● Короткое задание:
Ответьте по фрагменту о М.Т. Высотском ниже:
(а) Кто первым разглядел в ребенке «искру божью» и стал учить его игре на гитаре?
(б) В каком городе Высотский прожил остаток жизни после смерти барина?
(в) Выше какого лада он редко заходил даже в самых трудных вариациях?

● Исходный фрагмент:
___

М.Ю. Лермонтов «Звуки» (посв. М.Т. Высотскому)

   Остановимся подробнее на личности упомянутого ранее Михаила Тимофеевича Высотского (ок.1791–1936).
   Знаменитый гитарист и автор песен Михаил Тимофеевич Высотский.
 
   Точная дата рождения музыканта неизвестна, но на одной из рукописных тетрадей его сочинений рукою его сына, Николая Михайловича, написано: «Сочинения М.Т. Высотского, умершего 16 декабря 1837 г., на 47-м году от роду».
   Будущий виртуоз родился в семье крепостного приказчика, служившего в имении поэта Михаила Матвеевича Хераскова (1733–1807). Его и назвали в честь барина, благоволившего отцу малыша и не делавшего различий между своими и его детьми. Маленький Миша рос в господском доме и имел доступ ко всем «благам цивилизации».
   Частым гостем в имении был мастер игры на гитаре, «первейший ученик» А.О. Сихры, Семен Николаевич Аксенов. Именно он первым разглядел в ребенке «искру божью» и принялся обучать премудростям владения «семиструнной».
   Ко времени юности Миша уже «переигрывал» наставника и достиг истинного совершенства в своем умении.
   После смерти барина Михаил Тимофеевич переселился в Москву, приписался к мещанскому сословию и все остальные годы своей жизни безвыездно прожил в Белокаменной.
   Первые же опыты Высотского принесли молодому автору широкую известность, он знаменит прежде всего блестящими вариациями на темы русских народных песен («Во саду ли, в городе», «Вот мчится тройка удалая», «Люблю грушу садовую»).
   К числу его друзей и почитателей его таланта относилось немало знаменитостей, среди которых композитор А. Дюбюк, писатель и переводчик М.А. Стахович и поэт М.Ю. Лермонтов, посвятивший гитаристу известные строки.
   Современники вспоминали, что «игра Высотского отличалась силой и классической ровностью тона; при необыкновенной быстроте и смелости, от нее веяло в то же время нежной задушевностью и певучестью. Играл он совершенно свободно, без малейших усилий; трудностей для него как будто не существовало; вследствие этого игра его, невольно изумляя и поражая слушателей, в то же время производила истинно музыкальное впечатление; он не любил модных утонченных инструментальных эффектов, почти никогда не употреблял флажолетов с помощью двух пальцев правой руки, которые производили такой фурор в концертах; редко, в самых трудных своих вариациях, заходил он выше четырнадцатого лада, и то почти всего на одной квинте: вся красота и сила его игры лежала в основании мелодии и гармонии; он поражал оригинальностью своих певучих легато и роскошью арпеджио, в которых он сочетал мощь арфы с певучестью скрипки; в его игре сказывался особый оригинальный стиль композиции; его игра очаровывала, приковывала к себе слушателя и оставляла навсегда неизгладимое впечатление».

___

Записи из коллекции:

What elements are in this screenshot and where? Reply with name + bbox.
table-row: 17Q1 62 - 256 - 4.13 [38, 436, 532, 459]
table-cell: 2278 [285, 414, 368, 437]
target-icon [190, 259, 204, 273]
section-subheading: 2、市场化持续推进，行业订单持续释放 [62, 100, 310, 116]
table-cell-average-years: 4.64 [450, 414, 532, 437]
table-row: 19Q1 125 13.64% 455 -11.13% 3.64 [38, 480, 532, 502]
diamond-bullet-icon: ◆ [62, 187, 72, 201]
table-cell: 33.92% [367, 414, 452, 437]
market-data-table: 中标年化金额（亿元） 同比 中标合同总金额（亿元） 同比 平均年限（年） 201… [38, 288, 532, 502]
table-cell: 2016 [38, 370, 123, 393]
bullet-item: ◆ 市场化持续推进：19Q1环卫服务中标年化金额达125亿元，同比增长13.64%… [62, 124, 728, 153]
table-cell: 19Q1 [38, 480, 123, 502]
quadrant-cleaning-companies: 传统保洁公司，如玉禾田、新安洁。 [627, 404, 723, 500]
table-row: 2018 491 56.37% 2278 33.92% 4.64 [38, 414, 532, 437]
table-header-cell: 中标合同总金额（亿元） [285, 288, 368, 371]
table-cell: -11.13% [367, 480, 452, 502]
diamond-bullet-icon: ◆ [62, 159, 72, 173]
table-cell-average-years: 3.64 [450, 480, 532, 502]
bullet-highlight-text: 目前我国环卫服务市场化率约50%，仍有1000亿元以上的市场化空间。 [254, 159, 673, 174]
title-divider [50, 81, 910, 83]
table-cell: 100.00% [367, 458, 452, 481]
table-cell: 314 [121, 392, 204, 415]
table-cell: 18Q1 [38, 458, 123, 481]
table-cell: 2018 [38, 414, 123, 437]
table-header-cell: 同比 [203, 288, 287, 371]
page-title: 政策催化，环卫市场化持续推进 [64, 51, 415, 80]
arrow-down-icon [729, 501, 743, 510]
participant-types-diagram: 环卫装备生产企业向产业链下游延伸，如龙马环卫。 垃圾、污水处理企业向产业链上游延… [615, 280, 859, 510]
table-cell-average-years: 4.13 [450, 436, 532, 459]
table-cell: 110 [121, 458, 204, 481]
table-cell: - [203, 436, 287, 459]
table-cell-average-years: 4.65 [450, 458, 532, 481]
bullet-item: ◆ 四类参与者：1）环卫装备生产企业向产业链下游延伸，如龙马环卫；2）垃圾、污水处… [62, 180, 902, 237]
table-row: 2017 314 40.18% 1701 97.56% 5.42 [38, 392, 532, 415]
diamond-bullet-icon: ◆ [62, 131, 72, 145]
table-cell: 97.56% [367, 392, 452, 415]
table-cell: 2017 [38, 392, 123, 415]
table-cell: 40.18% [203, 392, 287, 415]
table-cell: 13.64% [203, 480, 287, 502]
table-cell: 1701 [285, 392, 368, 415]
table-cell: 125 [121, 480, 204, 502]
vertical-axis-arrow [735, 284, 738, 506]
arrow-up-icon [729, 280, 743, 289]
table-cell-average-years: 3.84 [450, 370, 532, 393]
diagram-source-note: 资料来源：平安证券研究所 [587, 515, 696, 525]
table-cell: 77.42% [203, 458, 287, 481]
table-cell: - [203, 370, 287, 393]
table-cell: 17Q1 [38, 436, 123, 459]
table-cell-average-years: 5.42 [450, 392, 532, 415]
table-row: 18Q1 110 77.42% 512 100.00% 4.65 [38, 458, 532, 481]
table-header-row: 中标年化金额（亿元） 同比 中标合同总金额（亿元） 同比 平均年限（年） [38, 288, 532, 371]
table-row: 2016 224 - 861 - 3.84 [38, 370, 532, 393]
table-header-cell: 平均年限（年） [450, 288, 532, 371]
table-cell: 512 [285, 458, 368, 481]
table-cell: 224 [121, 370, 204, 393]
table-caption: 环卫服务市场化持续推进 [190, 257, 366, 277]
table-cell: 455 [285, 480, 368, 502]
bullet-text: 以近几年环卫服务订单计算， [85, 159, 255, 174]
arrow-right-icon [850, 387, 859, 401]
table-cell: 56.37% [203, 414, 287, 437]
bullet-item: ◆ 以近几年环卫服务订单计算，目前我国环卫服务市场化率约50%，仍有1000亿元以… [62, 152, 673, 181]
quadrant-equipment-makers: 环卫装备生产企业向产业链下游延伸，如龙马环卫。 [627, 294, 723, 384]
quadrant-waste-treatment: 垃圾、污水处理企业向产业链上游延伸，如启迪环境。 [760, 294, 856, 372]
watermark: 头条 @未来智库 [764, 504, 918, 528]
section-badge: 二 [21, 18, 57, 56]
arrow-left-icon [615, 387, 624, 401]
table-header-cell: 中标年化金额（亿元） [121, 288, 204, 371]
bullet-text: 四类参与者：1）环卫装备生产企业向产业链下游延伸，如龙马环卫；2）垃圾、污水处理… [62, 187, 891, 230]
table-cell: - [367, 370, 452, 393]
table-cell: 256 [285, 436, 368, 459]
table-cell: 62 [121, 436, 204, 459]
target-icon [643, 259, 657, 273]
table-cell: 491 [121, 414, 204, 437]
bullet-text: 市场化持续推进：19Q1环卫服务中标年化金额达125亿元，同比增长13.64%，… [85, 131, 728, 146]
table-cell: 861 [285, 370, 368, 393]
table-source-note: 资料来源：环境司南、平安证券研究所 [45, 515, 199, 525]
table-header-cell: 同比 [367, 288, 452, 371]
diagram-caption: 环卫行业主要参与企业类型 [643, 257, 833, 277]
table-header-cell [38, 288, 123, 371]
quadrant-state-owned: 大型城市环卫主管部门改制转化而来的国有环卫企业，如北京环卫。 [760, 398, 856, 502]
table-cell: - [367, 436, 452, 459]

___

● Ответ:
(а) Семен Николаевич Аксенов.
(б) В Москве.
(в) Выше четырнадцатого лада.